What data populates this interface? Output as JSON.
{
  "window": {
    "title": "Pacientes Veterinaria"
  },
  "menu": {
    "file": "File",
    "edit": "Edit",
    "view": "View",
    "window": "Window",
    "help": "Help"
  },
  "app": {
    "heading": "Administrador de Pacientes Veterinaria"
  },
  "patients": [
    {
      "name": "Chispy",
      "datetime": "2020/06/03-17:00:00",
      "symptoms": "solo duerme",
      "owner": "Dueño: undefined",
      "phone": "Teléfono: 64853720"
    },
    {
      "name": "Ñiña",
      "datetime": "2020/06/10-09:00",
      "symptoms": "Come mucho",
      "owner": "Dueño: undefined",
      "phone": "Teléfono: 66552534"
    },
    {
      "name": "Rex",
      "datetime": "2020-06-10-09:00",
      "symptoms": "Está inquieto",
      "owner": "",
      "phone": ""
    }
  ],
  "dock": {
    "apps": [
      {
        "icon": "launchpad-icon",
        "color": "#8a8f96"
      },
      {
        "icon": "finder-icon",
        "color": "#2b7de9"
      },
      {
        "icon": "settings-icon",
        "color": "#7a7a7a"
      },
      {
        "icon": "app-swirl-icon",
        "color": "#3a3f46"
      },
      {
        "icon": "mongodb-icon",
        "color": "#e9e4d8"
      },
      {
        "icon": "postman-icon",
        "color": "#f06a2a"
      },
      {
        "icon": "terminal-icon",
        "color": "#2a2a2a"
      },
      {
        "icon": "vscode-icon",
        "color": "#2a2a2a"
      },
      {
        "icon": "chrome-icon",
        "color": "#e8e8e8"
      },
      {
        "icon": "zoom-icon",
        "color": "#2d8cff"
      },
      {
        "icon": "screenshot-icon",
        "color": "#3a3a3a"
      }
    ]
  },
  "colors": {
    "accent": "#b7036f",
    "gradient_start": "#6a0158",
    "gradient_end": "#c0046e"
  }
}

**What is needed**. Please repeat the records so that each one reads exactly as it does above.

**Response to the task**.
What data populates this interface? Output as JSON.
{
  "window": {
    "title": "Pacientes Veterinaria"
  },
  "menu": {
    "file": "File",
    "edit": "Edit",
    "view": "View",
    "window": "Window",
    "help": "Help"
  },
  "app": {
    "heading": "Administrador de Pacientes Veterinaria"
  },
  "patients": [
    {
      "name": "Chispy",
      "datetime": "2020/06/03-17:00:00",
      "symptoms": "solo duerme",
      "owner": "Dueño: undefined",
      "phone": "Teléfono: 64853720"
    },
    {
      "name": "Ñiña",
      "datetime": "2020/06/10-09:00",
      "symptoms": "Come mucho",
      "owner": "Dueño: undefined",
      "phone": "Teléfono: 66552534"
    },
    {
      "name": "Rex",
      "datetime": "2020-06-10-09:00",
      "symptoms": "Está inquieto",
      "owner": "",
      "phone": ""
    }
  ],
  "dock": {
    "apps": [
      {
        "icon": "launchpad-icon",
        "color": "#8a8f96"
      },
      {
        "icon": "finder-icon",
        "color": "#2b7de9"
      },
      {
        "icon": "settings-icon",
        "color": "#7a7a7a"
      },
      {
        "icon": "app-swirl-icon",
        "color": "#3a3f46"
      },
      {
        "icon": "mongodb-icon",
        "color": "#e9e4d8"
      },
      {
        "icon": "postman-icon",
        "color": "#f06a2a"
      },
      {
        "icon": "terminal-icon",
        "color": "#2a2a2a"
      },
      {
        "icon": "vscode-icon",
        "color": "#2a2a2a"
      },
      {
        "icon": "chrome-icon",
        "color": "#e8e8e8"
      },
      {
        "icon": "zoom-icon",
        "color": "#2d8cff"
      },
      {
        "icon": "screenshot-icon",
        "color": "#3a3a3a"
      }
    ]
  },
  "colors": {
    "accent": "#b7036f",
    "gradient_start": "#6a0158",
    "gradient_end": "#c0046e"
  }
}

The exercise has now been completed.